==== Texto para leitura ====

Em pouco menos de dois meses de cooperação, mais de 1.000 verificações de fatos foram realizadas. Em 18 de março, o banco de dados, com todas as falsidades detectadas até aqui, foi publicizado. Uma lista no Twitter também permite acompanhar as checagens, identificadas com as hashtags #CoronaVirusFacts e #DatosCoronaVirus. Em breve, uma chamada será aberta para que novas agências de checagem se somem à aliança.
Com a experiência em curso, veio a reafirmação de algo que Cristina Tardáguila e muitos profissionais que trabalham com o fact-checking já compreenderam: a colaboração é o caminho no jornalismo. “Sinto como estivesse em uma redação mundial”, conta a jornalista em conversa com a Abraji.
“Mais do que nunca, é a hora de colaborar. Unir nossas forças para não fazer trabalho dobrado. Precisamos entender que a nossa concorrência é a desinformação, não é o jornal do lado ou a revista vizinha”, alerta Cristina Tardáguila. “Trabalhar juntos e peitar esse monstro que é a desinformação na saúde — uma desinformação que mata”.
Além da aliança entre os checadores do coronavírus, outras iniciativas pelo mundo têm criado parcerias para a cobertura da pandemia, como mostra Stefanie Murray neste artigo (em inglês).
O Brasil não fica de fora. Coletivos de comunicação da periferia lançaram em 19.mar.2020 a coalizão nacional #CoronaNasPeriferias. Já a Agência Lupa e o Redes Cordiais construíram parceria para conscientizar seus seguidores sobre a importância de ficar alerta contra a desinformação em torno da Covid-19.
Entre mostrar que a Covid-19 não é propagada por morcegos; desmentir as falsas curas para a doença espalhadas nas redes sociais e lembrar que nenhuma raça ou religião pode impedir — ou propagar sozinha — o coronavírus, a aliança se deparou com o grande desafio de trabalhar colaborativamente com um assunto até então não abordado pela IFCN: a saúde.
Outras incertezas chegaram. Uma delas é não saber o que vem pela frente. “Diferentemente das outras colaborações que fizemos, essa é uma que não sabemos quando vai acabar. E o número de checagens que fazemos é um gráfico ascendente”, explica Cristina Tardáguila.
Enfrentar a dissonância entre autoridades de saúde pública ao redor do mundo também é uma dificuldade na hora de checar o assunto. “O conteúdo de saúde tem adesão de 100% da população. Todo mundo quer velocidade na checagem, porque é uma questão de sobrevivência. Em meio a isso, trabalhamos com um conteúdo cuja base de dados é frágil e está em construção”.

==== Dados ====

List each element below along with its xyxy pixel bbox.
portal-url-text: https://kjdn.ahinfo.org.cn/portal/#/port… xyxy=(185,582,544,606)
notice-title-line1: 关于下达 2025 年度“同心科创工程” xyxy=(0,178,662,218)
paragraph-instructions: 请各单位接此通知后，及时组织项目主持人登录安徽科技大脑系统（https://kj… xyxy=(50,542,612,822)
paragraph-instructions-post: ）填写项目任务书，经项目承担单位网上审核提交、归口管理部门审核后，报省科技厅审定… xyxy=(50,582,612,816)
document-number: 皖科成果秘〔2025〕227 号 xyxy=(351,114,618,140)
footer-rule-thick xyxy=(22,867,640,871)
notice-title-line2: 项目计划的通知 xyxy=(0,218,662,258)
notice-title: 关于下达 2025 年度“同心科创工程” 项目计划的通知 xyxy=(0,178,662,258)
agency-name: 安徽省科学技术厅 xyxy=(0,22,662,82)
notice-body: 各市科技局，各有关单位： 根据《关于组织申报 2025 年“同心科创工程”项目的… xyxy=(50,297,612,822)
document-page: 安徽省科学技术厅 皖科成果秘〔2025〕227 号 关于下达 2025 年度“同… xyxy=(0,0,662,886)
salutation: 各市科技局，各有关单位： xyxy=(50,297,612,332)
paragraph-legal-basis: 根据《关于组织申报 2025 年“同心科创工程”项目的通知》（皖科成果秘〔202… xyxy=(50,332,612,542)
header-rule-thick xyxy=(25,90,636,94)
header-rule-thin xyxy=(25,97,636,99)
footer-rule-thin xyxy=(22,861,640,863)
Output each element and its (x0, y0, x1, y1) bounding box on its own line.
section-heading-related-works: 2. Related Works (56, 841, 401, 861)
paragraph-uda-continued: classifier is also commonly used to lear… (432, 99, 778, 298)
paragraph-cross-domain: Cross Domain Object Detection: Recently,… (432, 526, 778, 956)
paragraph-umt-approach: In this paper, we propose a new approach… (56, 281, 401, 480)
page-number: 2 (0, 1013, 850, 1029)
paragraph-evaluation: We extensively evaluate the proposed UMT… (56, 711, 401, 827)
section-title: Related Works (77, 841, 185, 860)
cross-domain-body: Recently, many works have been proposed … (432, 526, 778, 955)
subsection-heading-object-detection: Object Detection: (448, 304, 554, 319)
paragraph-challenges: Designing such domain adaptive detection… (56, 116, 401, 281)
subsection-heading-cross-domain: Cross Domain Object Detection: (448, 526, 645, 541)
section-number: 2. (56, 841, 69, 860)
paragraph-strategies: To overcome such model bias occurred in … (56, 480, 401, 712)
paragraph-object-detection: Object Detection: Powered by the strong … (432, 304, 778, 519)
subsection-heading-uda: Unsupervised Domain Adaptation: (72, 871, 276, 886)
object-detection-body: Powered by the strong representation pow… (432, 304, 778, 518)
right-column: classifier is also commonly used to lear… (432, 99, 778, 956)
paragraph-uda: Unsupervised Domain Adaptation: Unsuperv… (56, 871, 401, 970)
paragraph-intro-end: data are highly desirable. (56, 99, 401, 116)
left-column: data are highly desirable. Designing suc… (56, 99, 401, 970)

====

> _Tarefas_:
• A. No texto sobre a aliança de checadores do coronavírus, reescreva o trecho que vai de "O Brasil não" até "torno da Covid-19.", trocando "coalizão" por "aliança".
• B. Responda com base no texto sobre a aliança de checadores do coronavírus:
(i) Quantas verificações de fatos foram realizadas em pouco menos de dois meses de cooperação?
(ii) Em que data o banco de dados com as falsidades detectadas foi publicizado?
(iii) Qual assunto até então não abordado pela IFCN a aliança teve de enfrentar?

> _Respostas_:
• A.
O Brasil não fica de fora. Coletivos de comunicação da periferia lançaram em 19.mar.2020 a aliança nacional #CoronaNasPeriferias. Já a Agência Lupa e o Redes Cordiais construíram parceria para conscientizar seus seguidores sobre a importância de ficar alerta contra a desinformação em torno da Covid-19.

• B.
(i) Mais de 1.000.
(ii) Em 18 de março.
(iii) A saúde.